» THE TASK: Your task is to gather the lines below that hold the string "name".

Dataset listings of figures:
━━━━━━━━━━━━━━━━━━━━
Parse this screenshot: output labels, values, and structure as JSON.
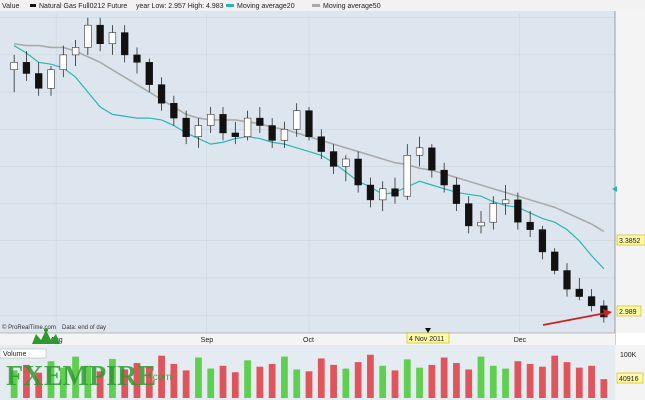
{
  "header": {
    "value_label": "Value",
    "instrument": "Natural Gas Full0212 Future",
    "year_range": "year Low: 2.957 High: 4.983",
    "ma20_label": "Moving average20",
    "ma50_label": "Moving average50"
  },
  "footer": {
    "source": "© ProRealTime.com",
    "data_note": "Data: end of day",
    "date_marker": "4 Nov 2011"
  },
  "volume": {
    "label": "Volume",
    "scale_label": "100K",
    "last_value": "40916"
  },
  "price_tags": {
    "ma_value": "3.3852",
    "last_price": "2.989"
  },
  "watermark": {
    "text_fx": "FX",
    "text_empire": "EMPIRE",
    "text_com": ".com"
  },
  "colors": {
    "up": "#ffffff",
    "down": "#111111",
    "ma20": "#2bb5b5",
    "ma50": "#aaaaaa",
    "vol_up": "#5fcf4f",
    "vol_down": "#e0555c",
    "plot_bg": "#dde6ee",
    "arrow": "#cc2222",
    "tag_bg": "#fff9a8"
  },
  "chart_data": {
    "type": "candlestick",
    "title": "Natural Gas Full0212 Future",
    "y_ticks": [
      "4.6",
      "4.4",
      "4.2",
      "4",
      "3.8",
      "3.6",
      "3.4",
      "3.2",
      "3"
    ],
    "ylim": [
      2.92,
      4.62
    ],
    "x_labels": [
      "Aug",
      "Sep",
      "Oct",
      "Nov",
      "Dec"
    ],
    "series": [
      {
        "name": "Moving average20",
        "values": [
          4.45,
          4.41,
          4.36,
          4.35,
          4.33,
          4.28,
          4.2,
          4.12,
          4.08,
          4.07,
          4.06,
          4.06,
          4.05,
          4.02,
          3.98,
          3.95,
          3.92,
          3.93,
          3.95,
          3.96,
          3.95,
          3.93,
          3.92,
          3.9,
          3.88,
          3.86,
          3.82,
          3.77,
          3.72,
          3.69,
          3.65,
          3.66,
          3.69,
          3.72,
          3.7,
          3.68,
          3.66,
          3.65,
          3.64,
          3.61,
          3.59,
          3.58,
          3.55,
          3.52,
          3.5,
          3.46,
          3.4,
          3.32,
          3.25
        ]
      },
      {
        "name": "Moving average50",
        "values": [
          4.46,
          4.45,
          4.45,
          4.44,
          4.44,
          4.42,
          4.39,
          4.36,
          4.32,
          4.28,
          4.24,
          4.2,
          4.16,
          4.12,
          4.08,
          4.06,
          4.05,
          4.05,
          4.05,
          4.04,
          4.03,
          4.01,
          4.0,
          3.98,
          3.96,
          3.94,
          3.92,
          3.9,
          3.88,
          3.86,
          3.84,
          3.82,
          3.81,
          3.79,
          3.78,
          3.76,
          3.74,
          3.72,
          3.7,
          3.68,
          3.66,
          3.64,
          3.62,
          3.6,
          3.58,
          3.55,
          3.52,
          3.49,
          3.45
        ]
      }
    ],
    "candles": [
      [
        4.32,
        4.4,
        4.2,
        4.36
      ],
      [
        4.36,
        4.42,
        4.26,
        4.3
      ],
      [
        4.3,
        4.36,
        4.18,
        4.22
      ],
      [
        4.22,
        4.34,
        4.18,
        4.32
      ],
      [
        4.32,
        4.45,
        4.28,
        4.4
      ],
      [
        4.4,
        4.48,
        4.34,
        4.44
      ],
      [
        4.44,
        4.6,
        4.4,
        4.56
      ],
      [
        4.56,
        4.6,
        4.42,
        4.46
      ],
      [
        4.46,
        4.56,
        4.4,
        4.52
      ],
      [
        4.52,
        4.56,
        4.36,
        4.4
      ],
      [
        4.4,
        4.44,
        4.3,
        4.36
      ],
      [
        4.36,
        4.38,
        4.2,
        4.24
      ],
      [
        4.24,
        4.28,
        4.1,
        4.14
      ],
      [
        4.14,
        4.18,
        4.02,
        4.06
      ],
      [
        4.06,
        4.1,
        3.92,
        3.96
      ],
      [
        3.96,
        4.06,
        3.9,
        4.02
      ],
      [
        4.02,
        4.12,
        3.98,
        4.08
      ],
      [
        4.08,
        4.12,
        3.94,
        3.98
      ],
      [
        3.98,
        4.04,
        3.92,
        3.96
      ],
      [
        3.96,
        4.1,
        3.94,
        4.06
      ],
      [
        4.06,
        4.12,
        3.98,
        4.02
      ],
      [
        4.02,
        4.06,
        3.9,
        3.94
      ],
      [
        3.94,
        4.04,
        3.9,
        4.0
      ],
      [
        4.0,
        4.14,
        3.96,
        4.1
      ],
      [
        4.1,
        4.12,
        3.94,
        3.96
      ],
      [
        3.96,
        4.0,
        3.84,
        3.88
      ],
      [
        3.88,
        3.92,
        3.76,
        3.8
      ],
      [
        3.8,
        3.86,
        3.72,
        3.84
      ],
      [
        3.84,
        3.88,
        3.66,
        3.7
      ],
      [
        3.7,
        3.74,
        3.58,
        3.62
      ],
      [
        3.62,
        3.72,
        3.56,
        3.68
      ],
      [
        3.68,
        3.74,
        3.6,
        3.64
      ],
      [
        3.64,
        3.92,
        3.62,
        3.86
      ],
      [
        3.86,
        3.96,
        3.8,
        3.9
      ],
      [
        3.9,
        3.92,
        3.74,
        3.78
      ],
      [
        3.78,
        3.82,
        3.66,
        3.7
      ],
      [
        3.7,
        3.74,
        3.56,
        3.6
      ],
      [
        3.6,
        3.64,
        3.44,
        3.48
      ],
      [
        3.48,
        3.56,
        3.44,
        3.5
      ],
      [
        3.5,
        3.64,
        3.46,
        3.6
      ],
      [
        3.6,
        3.7,
        3.54,
        3.62
      ],
      [
        3.62,
        3.66,
        3.46,
        3.5
      ],
      [
        3.5,
        3.56,
        3.42,
        3.46
      ],
      [
        3.46,
        3.48,
        3.3,
        3.34
      ],
      [
        3.34,
        3.36,
        3.22,
        3.24
      ],
      [
        3.24,
        3.28,
        3.1,
        3.14
      ],
      [
        3.14,
        3.2,
        3.08,
        3.1
      ],
      [
        3.1,
        3.14,
        3.02,
        3.05
      ],
      [
        3.05,
        3.08,
        2.96,
        2.99
      ]
    ],
    "volume_k": [
      60,
      72,
      55,
      80,
      66,
      90,
      70,
      58,
      85,
      62,
      76,
      68,
      92,
      74,
      60,
      88,
      64,
      70,
      56,
      82,
      68,
      74,
      90,
      62,
      58,
      86,
      72,
      64,
      78,
      94,
      70,
      60,
      84,
      66,
      72,
      88,
      76,
      62,
      90,
      70,
      64,
      80,
      74,
      68,
      92,
      78,
      66,
      70,
      41
    ],
    "volume_up": [
      1,
      0,
      0,
      1,
      1,
      1,
      1,
      0,
      1,
      0,
      0,
      0,
      0,
      0,
      0,
      1,
      1,
      0,
      0,
      1,
      0,
      0,
      1,
      1,
      0,
      0,
      0,
      1,
      0,
      0,
      1,
      0,
      1,
      1,
      0,
      0,
      0,
      0,
      1,
      1,
      1,
      0,
      0,
      0,
      0,
      0,
      0,
      0,
      0
    ],
    "volume_max_k": 100
  }
}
━━━━━━━━━━━━━━━━━━━━
» FINISHED EXERCISE:
        "name": "Moving average20",
        "name": "Moving average50",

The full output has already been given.